Exercise objective — Quote all entries in full, exactly.

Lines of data
⁂
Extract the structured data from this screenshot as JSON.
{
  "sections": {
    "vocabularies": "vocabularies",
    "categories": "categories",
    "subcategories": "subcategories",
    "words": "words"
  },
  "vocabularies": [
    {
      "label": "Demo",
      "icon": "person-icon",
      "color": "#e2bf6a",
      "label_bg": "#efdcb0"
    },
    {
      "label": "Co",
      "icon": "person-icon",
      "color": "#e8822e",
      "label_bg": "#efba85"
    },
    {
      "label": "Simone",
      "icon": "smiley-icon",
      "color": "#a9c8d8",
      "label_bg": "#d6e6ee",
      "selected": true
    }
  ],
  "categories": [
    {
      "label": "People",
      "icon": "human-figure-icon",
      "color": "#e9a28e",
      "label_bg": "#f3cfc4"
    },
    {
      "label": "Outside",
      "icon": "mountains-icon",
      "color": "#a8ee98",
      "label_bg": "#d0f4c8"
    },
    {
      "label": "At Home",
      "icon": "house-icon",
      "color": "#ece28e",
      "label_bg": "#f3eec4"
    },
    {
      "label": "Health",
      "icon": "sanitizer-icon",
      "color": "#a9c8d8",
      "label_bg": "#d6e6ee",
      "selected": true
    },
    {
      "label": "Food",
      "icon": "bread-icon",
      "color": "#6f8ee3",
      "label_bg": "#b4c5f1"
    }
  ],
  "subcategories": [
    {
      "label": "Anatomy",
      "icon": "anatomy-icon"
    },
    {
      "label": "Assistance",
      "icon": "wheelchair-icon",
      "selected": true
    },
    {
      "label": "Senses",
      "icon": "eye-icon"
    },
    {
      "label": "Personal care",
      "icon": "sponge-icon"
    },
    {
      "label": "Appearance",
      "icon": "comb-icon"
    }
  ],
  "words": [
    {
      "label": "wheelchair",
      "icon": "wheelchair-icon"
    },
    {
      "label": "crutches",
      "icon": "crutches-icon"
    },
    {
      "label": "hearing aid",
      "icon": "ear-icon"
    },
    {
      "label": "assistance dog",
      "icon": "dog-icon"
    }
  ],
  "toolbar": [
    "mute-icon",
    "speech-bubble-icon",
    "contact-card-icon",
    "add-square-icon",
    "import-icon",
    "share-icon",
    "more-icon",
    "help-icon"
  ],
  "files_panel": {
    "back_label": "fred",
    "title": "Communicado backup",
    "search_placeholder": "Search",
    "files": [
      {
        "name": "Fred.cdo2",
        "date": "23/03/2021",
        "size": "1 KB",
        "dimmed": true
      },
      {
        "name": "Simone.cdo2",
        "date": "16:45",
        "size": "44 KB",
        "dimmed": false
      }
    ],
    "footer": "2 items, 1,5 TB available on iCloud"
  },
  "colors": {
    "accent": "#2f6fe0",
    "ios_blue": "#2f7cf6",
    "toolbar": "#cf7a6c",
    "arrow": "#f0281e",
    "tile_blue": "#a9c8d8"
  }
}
⁂
Output for this task —
Extract the structured data from this screenshot as JSON.
{
  "sections": {
    "vocabularies": "vocabularies",
    "categories": "categories",
    "subcategories": "subcategories",
    "words": "words"
  },
  "vocabularies": [
    {
      "label": "Demo",
      "icon": "person-icon",
      "color": "#e2bf6a",
      "label_bg": "#efdcb0"
    },
    {
      "label": "Co",
      "icon": "person-icon",
      "color": "#e8822e",
      "label_bg": "#efba85"
    },
    {
      "label": "Simone",
      "icon": "smiley-icon",
      "color": "#a9c8d8",
      "label_bg": "#d6e6ee",
      "selected": true
    }
  ],
  "categories": [
    {
      "label": "People",
      "icon": "human-figure-icon",
      "color": "#e9a28e",
      "label_bg": "#f3cfc4"
    },
    {
      "label": "Outside",
      "icon": "mountains-icon",
      "color": "#a8ee98",
      "label_bg": "#d0f4c8"
    },
    {
      "label": "At Home",
      "icon": "house-icon",
      "color": "#ece28e",
      "label_bg": "#f3eec4"
    },
    {
      "label": "Health",
      "icon": "sanitizer-icon",
      "color": "#a9c8d8",
      "label_bg": "#d6e6ee",
      "selected": true
    },
    {
      "label": "Food",
      "icon": "bread-icon",
      "color": "#6f8ee3",
      "label_bg": "#b4c5f1"
    }
  ],
  "subcategories": [
    {
      "label": "Anatomy",
      "icon": "anatomy-icon"
    },
    {
      "label": "Assistance",
      "icon": "wheelchair-icon",
      "selected": true
    },
    {
      "label": "Senses",
      "icon": "eye-icon"
    },
    {
      "label": "Personal care",
      "icon": "sponge-icon"
    },
    {
      "label": "Appearance",
      "icon": "comb-icon"
    }
  ],
  "words": [
    {
      "label": "wheelchair",
      "icon": "wheelchair-icon"
    },
    {
      "label": "crutches",
      "icon": "crutches-icon"
    },
    {
      "label": "hearing aid",
      "icon": "ear-icon"
    },
    {
      "label": "assistance dog",
      "icon": "dog-icon"
    }
  ],
  "toolbar": [
    "mute-icon",
    "speech-bubble-icon",
    "contact-card-icon",
    "add-square-icon",
    "import-icon",
    "share-icon",
    "more-icon",
    "help-icon"
  ],
  "files_panel": {
    "back_label": "fred",
    "title": "Communicado backup",
    "search_placeholder": "Search",
    "files": [
      {
        "name": "Fred.cdo2",
        "date": "23/03/2021",
        "size": "1 KB",
        "dimmed": true
      },
      {
        "name": "Simone.cdo2",
        "date": "16:45",
        "size": "44 KB",
        "dimmed": false
      }
    ],
    "footer": "2 items, 1,5 TB available on iCloud"
  },
  "colors": {
    "accent": "#2f6fe0",
    "ios_blue": "#2f7cf6",
    "toolbar": "#cf7a6c",
    "arrow": "#f0281e",
    "tile_blue": "#a9c8d8"
  }
}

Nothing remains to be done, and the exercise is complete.